===== INPUT DATA
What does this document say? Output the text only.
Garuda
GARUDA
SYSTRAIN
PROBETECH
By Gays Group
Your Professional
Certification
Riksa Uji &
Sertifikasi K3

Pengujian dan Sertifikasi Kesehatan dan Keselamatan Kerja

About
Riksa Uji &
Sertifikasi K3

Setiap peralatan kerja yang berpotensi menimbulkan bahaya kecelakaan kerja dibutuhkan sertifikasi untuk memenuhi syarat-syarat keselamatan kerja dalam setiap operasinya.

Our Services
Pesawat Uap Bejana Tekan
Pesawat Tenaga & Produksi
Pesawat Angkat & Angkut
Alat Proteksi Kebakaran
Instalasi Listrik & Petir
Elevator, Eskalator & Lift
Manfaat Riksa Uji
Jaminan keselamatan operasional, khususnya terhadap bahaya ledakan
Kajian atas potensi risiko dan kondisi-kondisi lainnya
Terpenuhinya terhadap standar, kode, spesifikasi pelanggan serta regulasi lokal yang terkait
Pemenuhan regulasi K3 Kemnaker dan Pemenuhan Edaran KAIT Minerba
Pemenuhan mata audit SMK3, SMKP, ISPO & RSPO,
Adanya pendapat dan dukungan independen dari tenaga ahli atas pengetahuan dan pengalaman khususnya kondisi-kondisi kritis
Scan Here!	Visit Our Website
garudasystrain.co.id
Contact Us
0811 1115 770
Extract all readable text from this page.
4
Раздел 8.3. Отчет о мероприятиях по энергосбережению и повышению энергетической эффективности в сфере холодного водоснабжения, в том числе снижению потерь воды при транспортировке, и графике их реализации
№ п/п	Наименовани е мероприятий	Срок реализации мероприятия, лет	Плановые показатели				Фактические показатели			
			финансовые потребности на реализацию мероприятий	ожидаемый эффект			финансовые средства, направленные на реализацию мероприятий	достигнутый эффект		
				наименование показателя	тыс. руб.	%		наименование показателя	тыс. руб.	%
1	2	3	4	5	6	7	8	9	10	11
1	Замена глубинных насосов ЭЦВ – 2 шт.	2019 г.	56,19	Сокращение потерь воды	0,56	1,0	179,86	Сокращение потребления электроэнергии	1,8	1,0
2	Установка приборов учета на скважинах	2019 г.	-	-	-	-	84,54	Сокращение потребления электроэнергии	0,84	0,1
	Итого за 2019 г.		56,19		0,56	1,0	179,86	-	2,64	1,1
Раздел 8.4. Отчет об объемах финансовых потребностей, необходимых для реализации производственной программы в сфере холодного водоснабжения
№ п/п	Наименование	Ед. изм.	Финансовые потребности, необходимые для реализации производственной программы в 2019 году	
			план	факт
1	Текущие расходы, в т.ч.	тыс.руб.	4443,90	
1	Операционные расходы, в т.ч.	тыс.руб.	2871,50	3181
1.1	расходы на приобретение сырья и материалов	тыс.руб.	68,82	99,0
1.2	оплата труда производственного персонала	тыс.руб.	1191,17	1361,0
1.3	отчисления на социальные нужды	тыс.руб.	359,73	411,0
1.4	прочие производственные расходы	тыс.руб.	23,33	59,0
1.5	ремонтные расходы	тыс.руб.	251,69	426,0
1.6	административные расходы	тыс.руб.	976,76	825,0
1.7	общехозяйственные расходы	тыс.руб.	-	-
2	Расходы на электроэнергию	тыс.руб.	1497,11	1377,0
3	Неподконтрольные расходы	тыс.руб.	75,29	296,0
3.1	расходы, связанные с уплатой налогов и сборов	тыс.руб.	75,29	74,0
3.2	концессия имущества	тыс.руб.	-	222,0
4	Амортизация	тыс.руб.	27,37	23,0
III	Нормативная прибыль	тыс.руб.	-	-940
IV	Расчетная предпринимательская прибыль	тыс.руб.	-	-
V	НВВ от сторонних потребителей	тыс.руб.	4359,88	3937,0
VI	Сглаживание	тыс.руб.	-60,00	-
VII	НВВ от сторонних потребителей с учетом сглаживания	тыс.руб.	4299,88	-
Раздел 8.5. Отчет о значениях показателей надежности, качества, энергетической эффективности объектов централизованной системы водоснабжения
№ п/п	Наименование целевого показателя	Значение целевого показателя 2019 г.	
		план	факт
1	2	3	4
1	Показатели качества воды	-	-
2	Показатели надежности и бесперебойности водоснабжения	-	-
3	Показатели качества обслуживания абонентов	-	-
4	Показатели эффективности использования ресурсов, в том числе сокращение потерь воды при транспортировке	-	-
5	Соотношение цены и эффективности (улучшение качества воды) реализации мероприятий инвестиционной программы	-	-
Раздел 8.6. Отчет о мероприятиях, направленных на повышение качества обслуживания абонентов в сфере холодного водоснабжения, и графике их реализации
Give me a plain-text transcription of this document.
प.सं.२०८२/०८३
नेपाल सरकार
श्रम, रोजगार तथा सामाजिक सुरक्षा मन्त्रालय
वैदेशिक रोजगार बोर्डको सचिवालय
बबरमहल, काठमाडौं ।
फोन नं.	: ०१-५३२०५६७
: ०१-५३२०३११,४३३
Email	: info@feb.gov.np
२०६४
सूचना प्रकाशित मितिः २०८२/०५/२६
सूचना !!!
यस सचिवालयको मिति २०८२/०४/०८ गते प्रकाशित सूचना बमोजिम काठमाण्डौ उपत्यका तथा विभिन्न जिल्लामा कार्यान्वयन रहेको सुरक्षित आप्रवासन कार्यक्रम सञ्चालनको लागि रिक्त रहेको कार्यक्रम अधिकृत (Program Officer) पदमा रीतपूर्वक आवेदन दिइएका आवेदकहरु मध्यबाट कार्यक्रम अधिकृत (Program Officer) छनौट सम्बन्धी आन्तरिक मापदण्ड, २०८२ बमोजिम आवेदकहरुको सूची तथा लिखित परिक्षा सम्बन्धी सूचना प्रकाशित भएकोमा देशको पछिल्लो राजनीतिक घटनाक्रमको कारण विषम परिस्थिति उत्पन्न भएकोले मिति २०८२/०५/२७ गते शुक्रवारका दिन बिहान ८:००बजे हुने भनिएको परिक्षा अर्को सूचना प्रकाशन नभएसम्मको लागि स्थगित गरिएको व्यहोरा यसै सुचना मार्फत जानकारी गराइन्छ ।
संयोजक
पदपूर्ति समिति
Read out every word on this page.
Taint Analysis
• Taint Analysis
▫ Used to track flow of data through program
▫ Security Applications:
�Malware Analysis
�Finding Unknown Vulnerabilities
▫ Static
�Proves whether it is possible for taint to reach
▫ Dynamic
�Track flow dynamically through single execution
==========
Copy exactly the lines of the listing above, beginning at the line with "Give me a plain-text" and ending at its final line; write out nothing else.

WRITTEN RESPONSE
Give me a plain-text transcription of this document.
प.सं.२०८२/०८३
नेपाल सरकार
श्रम, रोजगार तथा सामाजिक सुरक्षा मन्त्रालय
वैदेशिक रोजगार बोर्डको सचिवालय
बबरमहल, काठमाडौं ।
फोन नं.	: ०१-५३२०५६७
: ०१-५३२०३११,४३३
Email	: info@feb.gov.np
२०६४
सूचना प्रकाशित मितिः २०८२/०५/२६
सूचना !!!
यस सचिवालयको मिति २०८२/०४/०८ गते प्रकाशित सूचना बमोजिम काठमाण्डौ उपत्यका तथा विभिन्न जिल्लामा कार्यान्वयन रहेको सुरक्षित आप्रवासन कार्यक्रम सञ्चालनको लागि रिक्त रहेको कार्यक्रम अधिकृत (Program Officer) पदमा रीतपूर्वक आवेदन दिइएका आवेदकहरु मध्यबाट कार्यक्रम अधिकृत (Program Officer) छनौट सम्बन्धी आन्तरिक मापदण्ड, २०८२ बमोजिम आवेदकहरुको सूची तथा लिखित परिक्षा सम्बन्धी सूचना प्रकाशित भएकोमा देशको पछिल्लो राजनीतिक घटनाक्रमको कारण विषम परिस्थिति उत्पन्न भएकोले मिति २०८२/०५/२७ गते शुक्रवारका दिन बिहान ८:००बजे हुने भनिएको परिक्षा अर्को सूचना प्रकाशन नभएसम्मको लागि स्थगित गरिएको व्यहोरा यसै सुचना मार्फत जानकारी गराइन्छ ।
संयोजक
पदपूर्ति समिति
Read out every word on this page.
Taint Analysis
• Taint Analysis
▫ Used to track flow of data through program
▫ Security Applications:
�Malware Analysis
�Finding Unknown Vulnerabilities
▫ Static
�Proves whether it is possible for taint to reach
▫ Dynamic
�Track flow dynamically through single execution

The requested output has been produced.